Entries taken from a collection
═══
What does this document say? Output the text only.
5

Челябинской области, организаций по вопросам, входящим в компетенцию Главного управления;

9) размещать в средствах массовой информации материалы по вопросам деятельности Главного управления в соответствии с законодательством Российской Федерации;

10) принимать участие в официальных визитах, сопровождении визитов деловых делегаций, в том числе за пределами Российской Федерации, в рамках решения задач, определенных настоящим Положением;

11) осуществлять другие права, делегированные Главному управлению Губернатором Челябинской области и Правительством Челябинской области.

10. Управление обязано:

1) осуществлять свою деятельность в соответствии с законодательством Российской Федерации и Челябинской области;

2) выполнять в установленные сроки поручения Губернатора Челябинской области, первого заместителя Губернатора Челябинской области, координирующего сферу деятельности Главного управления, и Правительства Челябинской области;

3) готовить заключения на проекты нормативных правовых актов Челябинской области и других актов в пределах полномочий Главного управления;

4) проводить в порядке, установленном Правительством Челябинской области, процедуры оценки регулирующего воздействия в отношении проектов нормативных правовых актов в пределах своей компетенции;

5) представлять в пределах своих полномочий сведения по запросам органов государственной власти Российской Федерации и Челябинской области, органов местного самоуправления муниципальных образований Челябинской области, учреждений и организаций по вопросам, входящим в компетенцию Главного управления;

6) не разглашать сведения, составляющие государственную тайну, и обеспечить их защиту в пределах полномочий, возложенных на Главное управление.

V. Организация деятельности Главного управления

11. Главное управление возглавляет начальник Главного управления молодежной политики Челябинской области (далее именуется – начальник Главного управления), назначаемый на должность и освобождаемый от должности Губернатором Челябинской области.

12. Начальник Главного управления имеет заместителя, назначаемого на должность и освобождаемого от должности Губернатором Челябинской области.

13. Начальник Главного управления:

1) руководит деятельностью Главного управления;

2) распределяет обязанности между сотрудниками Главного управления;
═══
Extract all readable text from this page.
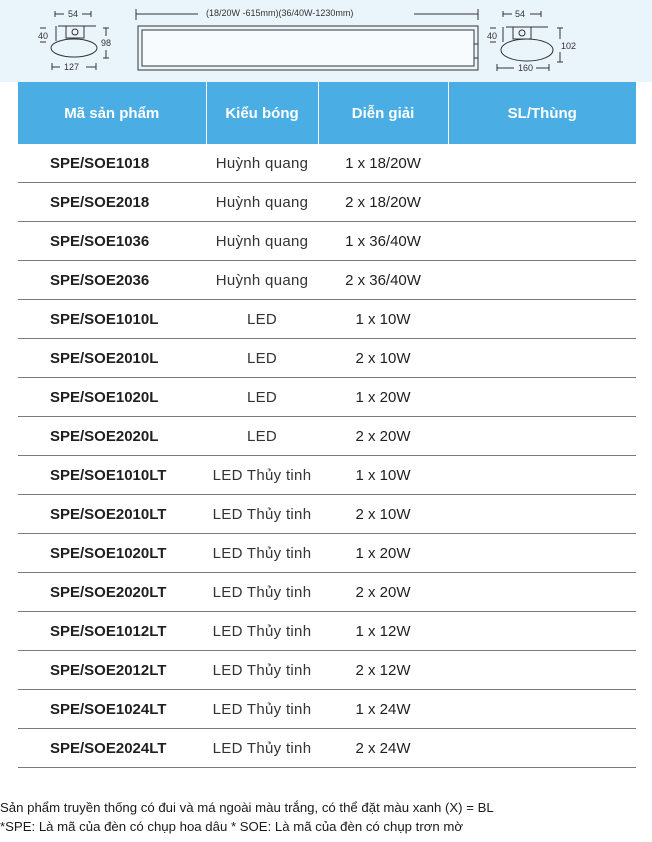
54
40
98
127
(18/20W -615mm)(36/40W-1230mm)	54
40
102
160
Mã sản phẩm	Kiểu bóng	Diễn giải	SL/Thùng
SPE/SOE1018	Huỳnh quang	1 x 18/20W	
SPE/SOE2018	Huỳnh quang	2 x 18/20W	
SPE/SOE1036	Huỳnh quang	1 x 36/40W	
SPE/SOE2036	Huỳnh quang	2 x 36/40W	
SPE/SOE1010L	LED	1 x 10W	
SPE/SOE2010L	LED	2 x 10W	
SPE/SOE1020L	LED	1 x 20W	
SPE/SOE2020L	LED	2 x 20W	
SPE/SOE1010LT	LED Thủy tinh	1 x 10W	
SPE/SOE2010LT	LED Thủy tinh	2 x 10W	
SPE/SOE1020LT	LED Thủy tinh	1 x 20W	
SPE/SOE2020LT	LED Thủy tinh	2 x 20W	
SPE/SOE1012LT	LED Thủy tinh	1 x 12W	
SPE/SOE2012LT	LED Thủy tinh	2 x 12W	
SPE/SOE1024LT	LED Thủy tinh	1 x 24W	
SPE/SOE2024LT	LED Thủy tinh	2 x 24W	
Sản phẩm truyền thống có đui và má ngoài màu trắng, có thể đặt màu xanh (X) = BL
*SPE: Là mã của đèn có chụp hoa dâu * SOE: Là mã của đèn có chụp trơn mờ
═══
Pick out each line in the material containing "quang".

SPE/SOE1018	Huỳnh quang	1 x 18/20W	
SPE/SOE2018	Huỳnh quang	2 x 18/20W	
SPE/SOE1036	Huỳnh quang	1 x 36/40W	
SPE/SOE2036	Huỳnh quang	2 x 36/40W	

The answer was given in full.